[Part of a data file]
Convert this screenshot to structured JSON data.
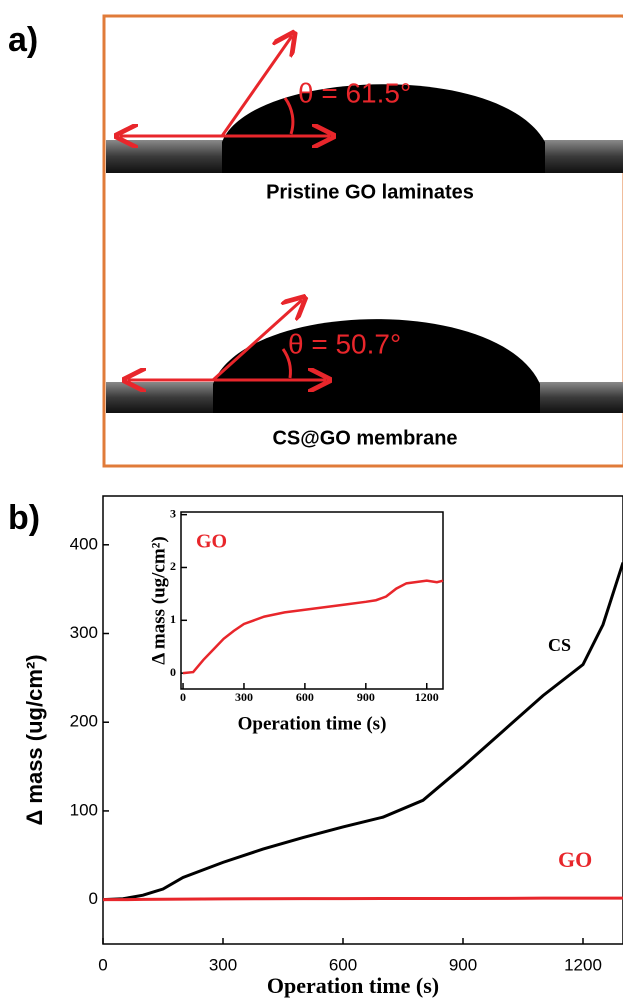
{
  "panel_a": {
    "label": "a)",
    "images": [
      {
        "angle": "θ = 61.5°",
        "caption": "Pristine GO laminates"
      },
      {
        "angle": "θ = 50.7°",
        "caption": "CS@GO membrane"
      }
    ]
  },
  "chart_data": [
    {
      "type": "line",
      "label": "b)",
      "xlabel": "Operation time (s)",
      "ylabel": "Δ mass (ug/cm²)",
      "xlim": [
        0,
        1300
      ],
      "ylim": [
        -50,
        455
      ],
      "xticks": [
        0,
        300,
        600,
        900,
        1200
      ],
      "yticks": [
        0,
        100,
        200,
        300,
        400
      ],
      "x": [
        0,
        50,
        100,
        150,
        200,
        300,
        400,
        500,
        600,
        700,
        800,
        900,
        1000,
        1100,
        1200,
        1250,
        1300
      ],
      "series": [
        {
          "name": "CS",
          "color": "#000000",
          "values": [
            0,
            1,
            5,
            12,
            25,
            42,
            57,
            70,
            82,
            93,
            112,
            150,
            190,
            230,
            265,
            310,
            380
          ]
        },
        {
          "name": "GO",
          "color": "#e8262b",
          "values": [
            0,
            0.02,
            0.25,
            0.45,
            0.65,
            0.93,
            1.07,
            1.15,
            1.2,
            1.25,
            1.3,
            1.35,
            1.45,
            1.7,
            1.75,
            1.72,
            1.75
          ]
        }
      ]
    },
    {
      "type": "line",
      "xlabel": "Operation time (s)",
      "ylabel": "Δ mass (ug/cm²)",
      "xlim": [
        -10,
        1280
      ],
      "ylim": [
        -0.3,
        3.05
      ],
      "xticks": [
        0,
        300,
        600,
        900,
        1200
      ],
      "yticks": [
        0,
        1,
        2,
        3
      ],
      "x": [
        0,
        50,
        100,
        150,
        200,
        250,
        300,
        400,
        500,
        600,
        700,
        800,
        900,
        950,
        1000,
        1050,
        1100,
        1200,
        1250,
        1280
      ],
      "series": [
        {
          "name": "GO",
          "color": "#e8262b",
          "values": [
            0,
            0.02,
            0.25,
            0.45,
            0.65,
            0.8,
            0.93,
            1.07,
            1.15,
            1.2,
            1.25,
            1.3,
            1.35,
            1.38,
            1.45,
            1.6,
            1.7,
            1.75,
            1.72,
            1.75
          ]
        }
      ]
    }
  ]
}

--

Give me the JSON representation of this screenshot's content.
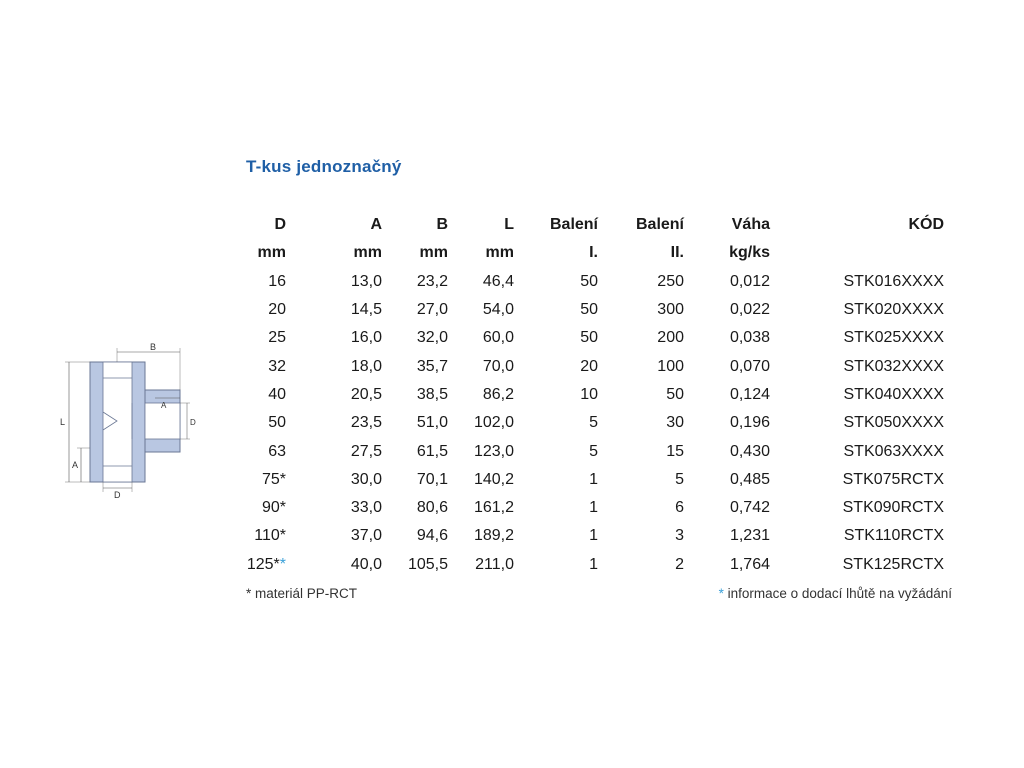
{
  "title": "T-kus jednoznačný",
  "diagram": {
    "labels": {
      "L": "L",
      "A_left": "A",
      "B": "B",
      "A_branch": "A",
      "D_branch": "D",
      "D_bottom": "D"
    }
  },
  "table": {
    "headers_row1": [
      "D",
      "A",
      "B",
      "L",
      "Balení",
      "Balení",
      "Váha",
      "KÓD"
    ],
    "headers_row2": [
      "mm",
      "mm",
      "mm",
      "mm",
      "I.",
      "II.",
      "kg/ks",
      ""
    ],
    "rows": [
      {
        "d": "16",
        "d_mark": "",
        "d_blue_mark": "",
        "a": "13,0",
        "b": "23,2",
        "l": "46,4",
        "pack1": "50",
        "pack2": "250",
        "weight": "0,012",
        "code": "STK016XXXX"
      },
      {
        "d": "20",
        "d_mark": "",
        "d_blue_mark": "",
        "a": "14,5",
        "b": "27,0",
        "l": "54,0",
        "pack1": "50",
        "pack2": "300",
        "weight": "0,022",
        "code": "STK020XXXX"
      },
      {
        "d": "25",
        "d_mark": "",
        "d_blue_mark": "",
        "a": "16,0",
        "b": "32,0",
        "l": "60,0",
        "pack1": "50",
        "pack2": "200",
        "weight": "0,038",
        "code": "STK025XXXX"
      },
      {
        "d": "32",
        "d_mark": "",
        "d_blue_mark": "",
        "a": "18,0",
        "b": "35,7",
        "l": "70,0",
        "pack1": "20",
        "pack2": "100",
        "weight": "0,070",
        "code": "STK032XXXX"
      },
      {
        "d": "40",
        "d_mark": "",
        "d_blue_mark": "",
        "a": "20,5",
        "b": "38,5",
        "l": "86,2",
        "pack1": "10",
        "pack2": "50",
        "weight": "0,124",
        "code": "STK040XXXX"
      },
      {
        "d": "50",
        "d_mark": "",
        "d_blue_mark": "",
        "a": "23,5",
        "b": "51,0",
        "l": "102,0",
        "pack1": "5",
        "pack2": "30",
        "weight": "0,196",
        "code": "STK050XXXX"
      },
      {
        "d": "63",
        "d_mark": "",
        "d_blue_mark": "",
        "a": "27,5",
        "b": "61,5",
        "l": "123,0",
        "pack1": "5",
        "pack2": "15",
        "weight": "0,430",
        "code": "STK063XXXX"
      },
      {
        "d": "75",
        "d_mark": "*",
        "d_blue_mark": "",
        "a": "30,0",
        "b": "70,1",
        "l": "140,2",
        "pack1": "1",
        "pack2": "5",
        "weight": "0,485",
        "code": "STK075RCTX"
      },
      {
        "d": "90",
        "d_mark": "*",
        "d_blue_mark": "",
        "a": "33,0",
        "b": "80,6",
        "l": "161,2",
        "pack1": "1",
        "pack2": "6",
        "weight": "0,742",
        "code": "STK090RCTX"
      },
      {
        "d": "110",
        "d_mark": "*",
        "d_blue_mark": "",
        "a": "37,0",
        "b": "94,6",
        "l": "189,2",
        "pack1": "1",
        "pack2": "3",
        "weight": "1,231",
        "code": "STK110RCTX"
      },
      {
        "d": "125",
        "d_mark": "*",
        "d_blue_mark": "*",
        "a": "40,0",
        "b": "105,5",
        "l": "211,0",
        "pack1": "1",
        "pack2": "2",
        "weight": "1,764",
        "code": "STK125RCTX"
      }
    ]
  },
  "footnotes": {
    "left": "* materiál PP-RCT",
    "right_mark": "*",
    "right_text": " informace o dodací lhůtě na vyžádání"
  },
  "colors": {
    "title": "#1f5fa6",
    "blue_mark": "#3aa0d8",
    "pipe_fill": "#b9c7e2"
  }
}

* _Task prompt_
List all lines where "this" occurs.

* _Task answer_
Convert this screenshot to structured JSON data.
Give me the JSON representation of this screenshot's content.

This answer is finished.